### EXERCISE BRIEF
Copy out these lines word for word.

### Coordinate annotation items
· · ·

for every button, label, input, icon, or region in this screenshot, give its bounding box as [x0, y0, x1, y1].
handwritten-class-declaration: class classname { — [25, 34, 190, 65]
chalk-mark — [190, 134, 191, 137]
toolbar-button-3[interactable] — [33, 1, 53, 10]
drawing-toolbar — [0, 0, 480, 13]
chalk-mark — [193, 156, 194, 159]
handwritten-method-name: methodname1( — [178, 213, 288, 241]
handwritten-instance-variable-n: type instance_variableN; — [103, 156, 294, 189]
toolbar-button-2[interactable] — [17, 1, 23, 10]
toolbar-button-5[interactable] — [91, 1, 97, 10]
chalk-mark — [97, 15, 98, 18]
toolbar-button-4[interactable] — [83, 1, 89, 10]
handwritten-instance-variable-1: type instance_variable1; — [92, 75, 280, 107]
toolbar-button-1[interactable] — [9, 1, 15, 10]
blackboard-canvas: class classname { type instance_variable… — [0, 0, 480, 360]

· · ·

### FINAL RESULT
for every button, label, input, icon, or region in this screenshot, give its bounding box as [x0, y0, x1, y1].
handwritten-class-declaration: class classname { — [25, 34, 190, 65]
chalk-mark — [190, 134, 191, 137]
toolbar-button-3[interactable] — [33, 1, 53, 10]
drawing-toolbar — [0, 0, 480, 13]
chalk-mark — [193, 156, 194, 159]
handwritten-method-name: methodname1( — [178, 213, 288, 241]
handwritten-instance-variable-n: type instance_variableN; — [103, 156, 294, 189]
toolbar-button-2[interactable] — [17, 1, 23, 10]
toolbar-button-5[interactable] — [91, 1, 97, 10]
chalk-mark — [97, 15, 98, 18]
toolbar-button-4[interactable] — [83, 1, 89, 10]
handwritten-instance-variable-1: type instance_variable1; — [92, 75, 280, 107]
toolbar-button-1[interactable] — [9, 1, 15, 10]
blackboard-canvas: class classname { type instance_variable… — [0, 0, 480, 360]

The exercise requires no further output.